### Exercise inputs
★ ★ ★ ★ ★ ★ ★
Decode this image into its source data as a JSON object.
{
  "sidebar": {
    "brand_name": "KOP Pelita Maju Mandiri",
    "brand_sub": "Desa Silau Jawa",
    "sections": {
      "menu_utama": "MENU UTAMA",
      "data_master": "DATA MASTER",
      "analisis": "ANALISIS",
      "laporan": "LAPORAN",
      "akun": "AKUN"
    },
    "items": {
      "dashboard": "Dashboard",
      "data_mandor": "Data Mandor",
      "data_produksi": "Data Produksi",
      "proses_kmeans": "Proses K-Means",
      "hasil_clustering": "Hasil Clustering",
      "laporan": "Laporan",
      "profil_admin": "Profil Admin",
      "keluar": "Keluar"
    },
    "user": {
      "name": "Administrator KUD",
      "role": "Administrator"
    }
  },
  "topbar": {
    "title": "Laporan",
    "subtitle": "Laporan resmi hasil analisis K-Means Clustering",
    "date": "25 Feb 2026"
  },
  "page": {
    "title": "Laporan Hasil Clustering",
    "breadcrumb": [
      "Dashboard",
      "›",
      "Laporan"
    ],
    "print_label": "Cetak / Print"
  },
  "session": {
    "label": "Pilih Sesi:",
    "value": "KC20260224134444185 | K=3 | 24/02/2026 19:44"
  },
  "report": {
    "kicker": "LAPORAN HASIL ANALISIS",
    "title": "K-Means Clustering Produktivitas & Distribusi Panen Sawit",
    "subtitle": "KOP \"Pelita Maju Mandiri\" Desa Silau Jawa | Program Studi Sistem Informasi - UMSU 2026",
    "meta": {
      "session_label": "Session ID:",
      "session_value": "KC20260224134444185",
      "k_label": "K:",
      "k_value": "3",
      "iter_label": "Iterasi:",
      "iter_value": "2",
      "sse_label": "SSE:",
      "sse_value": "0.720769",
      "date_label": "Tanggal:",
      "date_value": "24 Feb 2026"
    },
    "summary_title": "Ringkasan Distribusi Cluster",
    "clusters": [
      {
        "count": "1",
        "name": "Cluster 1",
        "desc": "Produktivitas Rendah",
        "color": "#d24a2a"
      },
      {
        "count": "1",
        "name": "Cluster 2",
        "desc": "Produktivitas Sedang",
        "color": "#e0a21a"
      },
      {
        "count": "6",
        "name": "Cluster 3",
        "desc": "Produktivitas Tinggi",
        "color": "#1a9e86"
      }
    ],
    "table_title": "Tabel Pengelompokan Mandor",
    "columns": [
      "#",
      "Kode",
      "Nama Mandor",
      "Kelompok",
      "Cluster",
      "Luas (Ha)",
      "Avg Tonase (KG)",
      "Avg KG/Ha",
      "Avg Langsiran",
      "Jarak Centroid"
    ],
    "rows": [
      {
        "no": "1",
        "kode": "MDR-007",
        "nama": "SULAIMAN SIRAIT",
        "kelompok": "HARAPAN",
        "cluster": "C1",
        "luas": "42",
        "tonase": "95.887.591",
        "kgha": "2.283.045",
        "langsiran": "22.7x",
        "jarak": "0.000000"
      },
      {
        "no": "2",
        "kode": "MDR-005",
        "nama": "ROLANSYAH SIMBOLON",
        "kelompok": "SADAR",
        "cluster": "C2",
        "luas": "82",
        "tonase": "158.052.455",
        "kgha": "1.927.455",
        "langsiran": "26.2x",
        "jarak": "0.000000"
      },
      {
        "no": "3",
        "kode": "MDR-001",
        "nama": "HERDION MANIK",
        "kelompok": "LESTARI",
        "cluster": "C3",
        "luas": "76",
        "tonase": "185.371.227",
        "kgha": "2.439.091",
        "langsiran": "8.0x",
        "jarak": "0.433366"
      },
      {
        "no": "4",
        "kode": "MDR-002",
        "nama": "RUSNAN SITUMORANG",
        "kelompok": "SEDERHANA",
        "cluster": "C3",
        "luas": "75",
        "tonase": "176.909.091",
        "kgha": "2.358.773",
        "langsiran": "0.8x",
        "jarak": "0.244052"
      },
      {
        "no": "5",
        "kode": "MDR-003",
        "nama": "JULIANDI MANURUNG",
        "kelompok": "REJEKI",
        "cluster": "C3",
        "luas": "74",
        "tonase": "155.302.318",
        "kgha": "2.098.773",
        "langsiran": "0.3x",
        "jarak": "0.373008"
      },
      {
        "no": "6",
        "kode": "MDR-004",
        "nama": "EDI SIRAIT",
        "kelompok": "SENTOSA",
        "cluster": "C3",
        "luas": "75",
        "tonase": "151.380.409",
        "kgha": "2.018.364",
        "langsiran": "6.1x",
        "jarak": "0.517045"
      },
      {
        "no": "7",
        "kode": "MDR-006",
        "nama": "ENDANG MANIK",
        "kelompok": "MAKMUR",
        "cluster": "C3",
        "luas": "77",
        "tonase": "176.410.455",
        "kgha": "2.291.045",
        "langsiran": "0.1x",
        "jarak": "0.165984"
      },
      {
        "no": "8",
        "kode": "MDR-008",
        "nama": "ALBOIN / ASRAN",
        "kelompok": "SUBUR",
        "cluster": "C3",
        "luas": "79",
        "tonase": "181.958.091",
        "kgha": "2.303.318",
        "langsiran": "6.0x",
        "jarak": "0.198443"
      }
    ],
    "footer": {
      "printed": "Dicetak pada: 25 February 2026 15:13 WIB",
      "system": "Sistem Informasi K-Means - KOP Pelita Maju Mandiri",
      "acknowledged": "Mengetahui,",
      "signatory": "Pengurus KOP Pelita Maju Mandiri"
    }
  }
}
★ ★ ★ ★ ★ ★ ★
### What the task requires
Say how many lines above include "Silau", please, and nothing else.

### Solution to the exercise
2